Within the records that follow, find every line containing the string "Your". Copy those lines.

(Data items)

*-*-*

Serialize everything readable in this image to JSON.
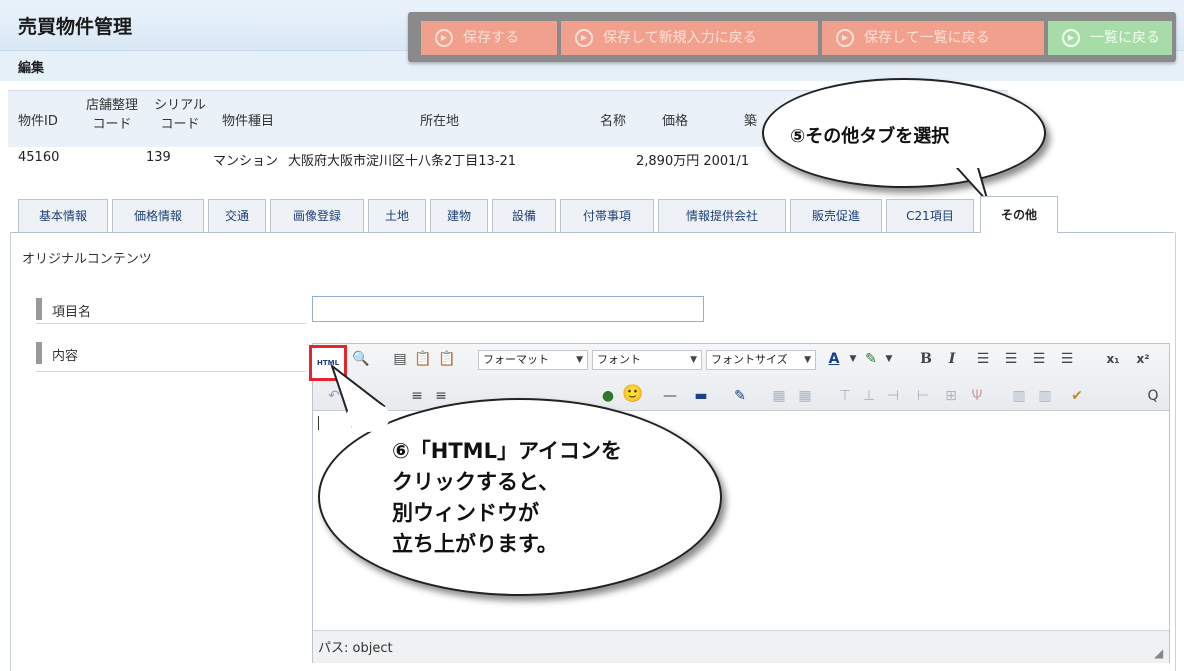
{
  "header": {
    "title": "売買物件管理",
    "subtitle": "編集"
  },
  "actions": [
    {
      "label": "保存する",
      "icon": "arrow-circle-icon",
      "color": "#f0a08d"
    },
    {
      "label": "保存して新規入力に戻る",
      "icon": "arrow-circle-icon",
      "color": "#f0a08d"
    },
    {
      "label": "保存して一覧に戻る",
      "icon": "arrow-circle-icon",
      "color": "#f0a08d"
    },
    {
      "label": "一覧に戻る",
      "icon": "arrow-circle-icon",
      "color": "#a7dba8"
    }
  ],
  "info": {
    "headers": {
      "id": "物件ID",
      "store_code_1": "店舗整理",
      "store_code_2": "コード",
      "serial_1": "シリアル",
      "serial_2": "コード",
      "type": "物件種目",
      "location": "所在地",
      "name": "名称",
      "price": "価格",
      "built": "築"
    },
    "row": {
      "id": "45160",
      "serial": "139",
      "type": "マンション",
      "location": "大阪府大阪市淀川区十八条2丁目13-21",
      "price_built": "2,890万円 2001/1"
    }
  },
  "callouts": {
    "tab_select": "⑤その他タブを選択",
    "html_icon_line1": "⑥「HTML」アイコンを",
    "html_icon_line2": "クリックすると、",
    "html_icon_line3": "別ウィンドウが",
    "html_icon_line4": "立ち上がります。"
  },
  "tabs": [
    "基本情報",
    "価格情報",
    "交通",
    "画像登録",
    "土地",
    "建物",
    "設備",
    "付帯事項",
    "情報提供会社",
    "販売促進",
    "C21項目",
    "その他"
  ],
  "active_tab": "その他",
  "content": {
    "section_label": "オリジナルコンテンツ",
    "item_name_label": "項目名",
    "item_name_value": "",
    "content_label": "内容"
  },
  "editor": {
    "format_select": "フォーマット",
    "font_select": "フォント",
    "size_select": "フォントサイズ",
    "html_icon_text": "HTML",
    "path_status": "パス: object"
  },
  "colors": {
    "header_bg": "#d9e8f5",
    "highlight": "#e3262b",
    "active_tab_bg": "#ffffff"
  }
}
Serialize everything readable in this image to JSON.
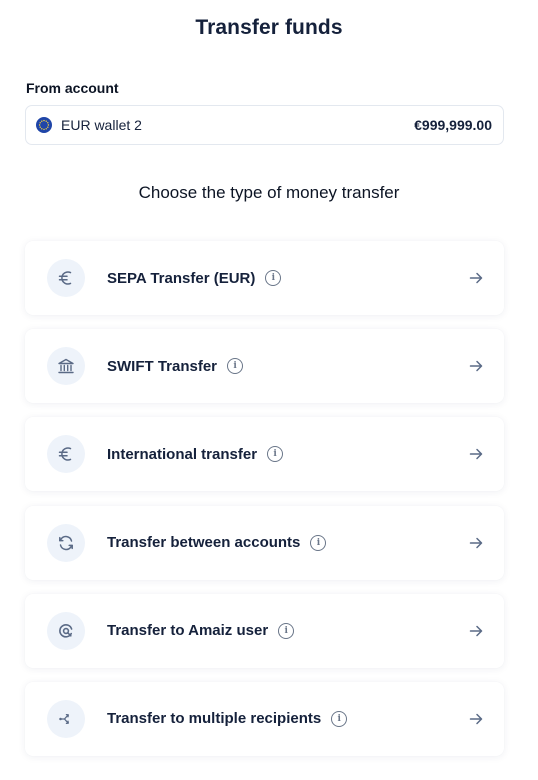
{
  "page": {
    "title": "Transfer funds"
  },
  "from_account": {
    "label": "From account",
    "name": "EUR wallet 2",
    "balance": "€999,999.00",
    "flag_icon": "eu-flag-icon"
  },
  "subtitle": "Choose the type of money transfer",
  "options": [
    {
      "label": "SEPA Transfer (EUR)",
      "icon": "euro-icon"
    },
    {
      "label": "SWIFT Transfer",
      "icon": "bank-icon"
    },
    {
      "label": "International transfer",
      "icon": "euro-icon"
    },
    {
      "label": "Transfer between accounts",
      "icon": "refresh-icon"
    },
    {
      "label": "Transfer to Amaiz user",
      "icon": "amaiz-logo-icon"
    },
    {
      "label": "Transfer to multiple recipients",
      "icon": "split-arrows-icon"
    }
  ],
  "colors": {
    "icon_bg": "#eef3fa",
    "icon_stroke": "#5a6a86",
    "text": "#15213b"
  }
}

*-*-*

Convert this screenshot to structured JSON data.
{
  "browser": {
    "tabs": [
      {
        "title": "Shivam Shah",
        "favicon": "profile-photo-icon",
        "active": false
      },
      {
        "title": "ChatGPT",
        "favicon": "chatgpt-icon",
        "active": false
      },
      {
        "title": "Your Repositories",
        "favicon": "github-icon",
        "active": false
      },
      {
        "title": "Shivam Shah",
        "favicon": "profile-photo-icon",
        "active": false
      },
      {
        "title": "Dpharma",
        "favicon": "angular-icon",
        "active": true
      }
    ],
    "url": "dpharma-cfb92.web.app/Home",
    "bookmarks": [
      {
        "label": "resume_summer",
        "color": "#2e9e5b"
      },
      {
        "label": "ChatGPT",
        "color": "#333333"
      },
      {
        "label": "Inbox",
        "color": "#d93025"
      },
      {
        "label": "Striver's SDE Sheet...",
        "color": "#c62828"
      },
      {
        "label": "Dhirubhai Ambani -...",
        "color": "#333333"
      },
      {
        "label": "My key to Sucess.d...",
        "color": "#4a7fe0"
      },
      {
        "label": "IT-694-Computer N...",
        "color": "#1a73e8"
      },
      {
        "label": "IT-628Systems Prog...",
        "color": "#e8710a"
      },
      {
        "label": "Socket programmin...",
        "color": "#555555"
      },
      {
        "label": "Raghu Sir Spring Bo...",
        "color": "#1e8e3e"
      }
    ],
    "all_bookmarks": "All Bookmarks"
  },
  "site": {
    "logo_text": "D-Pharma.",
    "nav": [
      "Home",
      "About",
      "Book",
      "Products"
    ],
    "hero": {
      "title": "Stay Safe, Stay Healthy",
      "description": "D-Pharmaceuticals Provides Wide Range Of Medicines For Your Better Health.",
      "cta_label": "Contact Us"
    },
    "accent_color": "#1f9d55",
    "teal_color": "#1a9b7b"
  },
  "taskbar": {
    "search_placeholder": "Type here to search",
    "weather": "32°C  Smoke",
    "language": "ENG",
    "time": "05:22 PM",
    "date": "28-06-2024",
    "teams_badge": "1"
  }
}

*-*-*

* Task response
        "title": "Your Repositories",
      "description": "D-Pharmaceuticals Provides Wide Range Of Medicines For Your Better Health.",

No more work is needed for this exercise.